Examine the entries and show every line in which the word "若不存在" is found.

(Collection entries)
══════

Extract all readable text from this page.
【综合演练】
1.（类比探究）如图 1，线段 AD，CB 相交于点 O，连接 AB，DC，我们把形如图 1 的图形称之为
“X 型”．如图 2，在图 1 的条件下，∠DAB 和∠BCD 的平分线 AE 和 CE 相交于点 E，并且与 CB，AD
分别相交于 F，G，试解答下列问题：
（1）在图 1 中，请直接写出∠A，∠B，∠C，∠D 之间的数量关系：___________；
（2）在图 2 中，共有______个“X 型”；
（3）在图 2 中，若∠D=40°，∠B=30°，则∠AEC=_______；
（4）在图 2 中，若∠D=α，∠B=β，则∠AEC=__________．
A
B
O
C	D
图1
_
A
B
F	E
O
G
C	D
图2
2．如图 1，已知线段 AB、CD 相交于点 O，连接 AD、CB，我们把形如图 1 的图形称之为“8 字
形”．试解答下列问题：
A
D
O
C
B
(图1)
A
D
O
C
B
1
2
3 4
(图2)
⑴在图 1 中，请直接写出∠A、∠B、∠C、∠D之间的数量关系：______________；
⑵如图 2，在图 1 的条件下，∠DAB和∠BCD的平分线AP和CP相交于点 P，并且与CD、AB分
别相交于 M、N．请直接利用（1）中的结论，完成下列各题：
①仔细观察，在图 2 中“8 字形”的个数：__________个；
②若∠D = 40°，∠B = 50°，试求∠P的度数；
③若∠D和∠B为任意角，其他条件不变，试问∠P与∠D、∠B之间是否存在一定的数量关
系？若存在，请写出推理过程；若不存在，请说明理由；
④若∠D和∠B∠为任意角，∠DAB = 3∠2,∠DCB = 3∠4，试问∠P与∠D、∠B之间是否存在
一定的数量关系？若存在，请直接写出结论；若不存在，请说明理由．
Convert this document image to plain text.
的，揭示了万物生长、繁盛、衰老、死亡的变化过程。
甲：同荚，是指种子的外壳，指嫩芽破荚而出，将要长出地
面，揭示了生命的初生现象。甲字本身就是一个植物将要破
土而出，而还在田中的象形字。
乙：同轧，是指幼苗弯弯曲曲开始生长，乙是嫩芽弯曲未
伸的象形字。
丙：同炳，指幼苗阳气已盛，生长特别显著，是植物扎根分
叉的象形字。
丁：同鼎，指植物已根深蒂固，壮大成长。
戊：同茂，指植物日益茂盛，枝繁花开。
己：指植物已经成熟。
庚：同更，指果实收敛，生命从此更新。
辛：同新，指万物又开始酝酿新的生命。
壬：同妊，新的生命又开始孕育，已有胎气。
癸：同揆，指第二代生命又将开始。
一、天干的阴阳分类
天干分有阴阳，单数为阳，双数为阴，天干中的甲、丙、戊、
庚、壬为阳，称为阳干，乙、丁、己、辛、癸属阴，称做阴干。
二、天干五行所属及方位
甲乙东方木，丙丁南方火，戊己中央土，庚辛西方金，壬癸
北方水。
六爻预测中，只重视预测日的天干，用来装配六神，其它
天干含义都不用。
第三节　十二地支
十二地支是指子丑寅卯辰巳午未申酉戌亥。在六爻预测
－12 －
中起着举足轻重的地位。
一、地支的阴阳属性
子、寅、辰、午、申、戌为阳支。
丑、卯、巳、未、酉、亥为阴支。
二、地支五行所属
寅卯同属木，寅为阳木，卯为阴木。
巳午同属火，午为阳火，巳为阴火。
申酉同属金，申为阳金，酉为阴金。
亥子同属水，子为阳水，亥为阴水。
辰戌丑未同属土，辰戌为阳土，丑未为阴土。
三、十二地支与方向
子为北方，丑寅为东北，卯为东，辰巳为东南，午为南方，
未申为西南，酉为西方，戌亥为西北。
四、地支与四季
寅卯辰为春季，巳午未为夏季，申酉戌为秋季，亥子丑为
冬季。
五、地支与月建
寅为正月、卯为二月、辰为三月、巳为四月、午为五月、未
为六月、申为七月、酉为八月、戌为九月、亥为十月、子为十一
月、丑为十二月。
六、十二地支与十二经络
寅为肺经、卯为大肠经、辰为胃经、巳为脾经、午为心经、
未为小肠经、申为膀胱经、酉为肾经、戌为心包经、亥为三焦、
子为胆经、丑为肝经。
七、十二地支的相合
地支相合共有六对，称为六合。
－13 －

══════

-- Completed task --
系？若存在，请写出推理过程；若不存在，请说明理由；
一定的数量关系？若存在，请直接写出结论；若不存在，请说明理由．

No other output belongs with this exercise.